Goal ▸
Exactly reproduce the entries, dropping any pictures from your copy.

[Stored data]
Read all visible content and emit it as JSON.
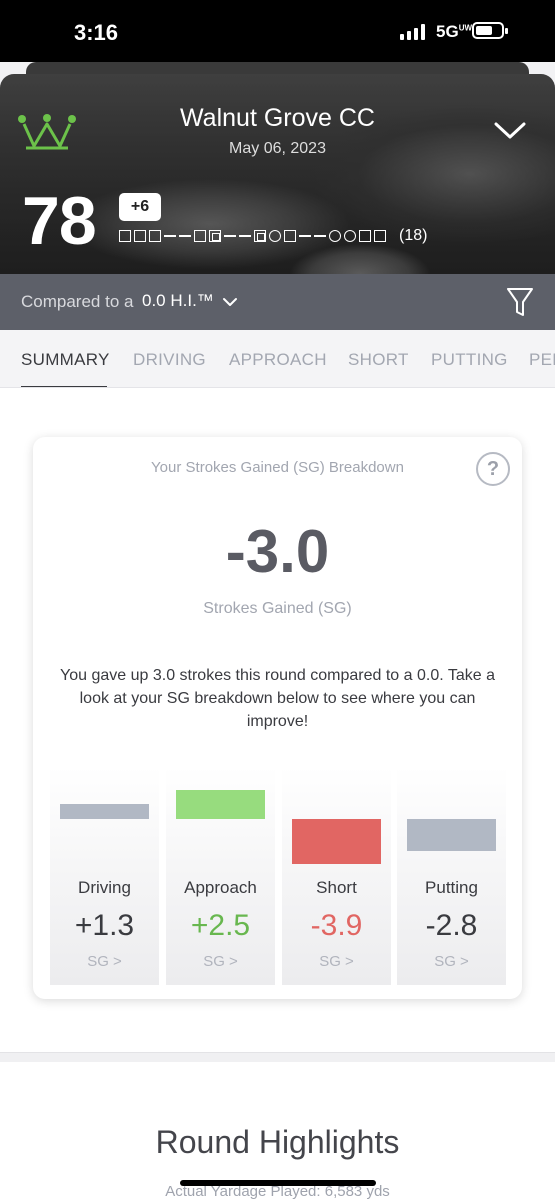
{
  "status_bar": {
    "time": "3:16",
    "network": "5G",
    "network_sup": "UW"
  },
  "header": {
    "course_name": "Walnut Grove CC",
    "date": "May 06, 2023",
    "score": "78",
    "to_par": "+6",
    "hole_count": "(18)",
    "hole_symbols": [
      "square",
      "square",
      "square",
      "dash",
      "dash",
      "square",
      "double-square",
      "dash",
      "dash",
      "double-square",
      "circle",
      "square",
      "dash",
      "dash",
      "circle",
      "circle",
      "square",
      "square"
    ]
  },
  "compare": {
    "label": "Compared to a",
    "value": "0.0 H.I.™"
  },
  "tabs": [
    {
      "label": "SUMMARY",
      "active": true
    },
    {
      "label": "DRIVING",
      "active": false
    },
    {
      "label": "APPROACH",
      "active": false
    },
    {
      "label": "SHORT",
      "active": false
    },
    {
      "label": "PUTTING",
      "active": false
    },
    {
      "label": "PER",
      "active": false
    }
  ],
  "card": {
    "title": "Your Strokes Gained (SG) Breakdown",
    "help_label": "?",
    "total": "-3.0",
    "total_label": "Strokes Gained (SG)",
    "description": "You gave up 3.0 strokes this round compared to a 0.0. Take a look at your SG breakdown below to see where you can improve!",
    "categories": [
      {
        "name": "Driving",
        "value": "+1.3",
        "link": "SG >",
        "numeric": 1.3,
        "color": "#b1b8c4",
        "text_color": "#3a3b40"
      },
      {
        "name": "Approach",
        "value": "+2.5",
        "link": "SG >",
        "numeric": 2.5,
        "color": "#97dc7e",
        "text_color": "#68b74f"
      },
      {
        "name": "Short",
        "value": "-3.9",
        "link": "SG >",
        "numeric": -3.9,
        "color": "#e16663",
        "text_color": "#e16663"
      },
      {
        "name": "Putting",
        "value": "-2.8",
        "link": "SG >",
        "numeric": -2.8,
        "color": "#b1b8c4",
        "text_color": "#3a3b40"
      }
    ]
  },
  "highlights": {
    "title": "Round Highlights",
    "subtitle": "Actual Yardage Played: 6,583 yds"
  }
}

Task result ▸
Read all visible content and emit it as JSON.
{
  "status_bar": {
    "time": "3:16",
    "network": "5G",
    "network_sup": "UW"
  },
  "header": {
    "course_name": "Walnut Grove CC",
    "date": "May 06, 2023",
    "score": "78",
    "to_par": "+6",
    "hole_count": "(18)",
    "hole_symbols": [
      "square",
      "square",
      "square",
      "dash",
      "dash",
      "square",
      "double-square",
      "dash",
      "dash",
      "double-square",
      "circle",
      "square",
      "dash",
      "dash",
      "circle",
      "circle",
      "square",
      "square"
    ]
  },
  "compare": {
    "label": "Compared to a",
    "value": "0.0 H.I.™"
  },
  "tabs": [
    {
      "label": "SUMMARY",
      "active": true
    },
    {
      "label": "DRIVING",
      "active": false
    },
    {
      "label": "APPROACH",
      "active": false
    },
    {
      "label": "SHORT",
      "active": false
    },
    {
      "label": "PUTTING",
      "active": false
    },
    {
      "label": "PER",
      "active": false
    }
  ],
  "card": {
    "title": "Your Strokes Gained (SG) Breakdown",
    "help_label": "?",
    "total": "-3.0",
    "total_label": "Strokes Gained (SG)",
    "description": "You gave up 3.0 strokes this round compared to a 0.0. Take a look at your SG breakdown below to see where you can improve!",
    "categories": [
      {
        "name": "Driving",
        "value": "+1.3",
        "link": "SG >",
        "numeric": 1.3,
        "color": "#b1b8c4",
        "text_color": "#3a3b40"
      },
      {
        "name": "Approach",
        "value": "+2.5",
        "link": "SG >",
        "numeric": 2.5,
        "color": "#97dc7e",
        "text_color": "#68b74f"
      },
      {
        "name": "Short",
        "value": "-3.9",
        "link": "SG >",
        "numeric": -3.9,
        "color": "#e16663",
        "text_color": "#e16663"
      },
      {
        "name": "Putting",
        "value": "-2.8",
        "link": "SG >",
        "numeric": -2.8,
        "color": "#b1b8c4",
        "text_color": "#3a3b40"
      }
    ]
  },
  "highlights": {
    "title": "Round Highlights",
    "subtitle": "Actual Yardage Played: 6,583 yds"
  }
}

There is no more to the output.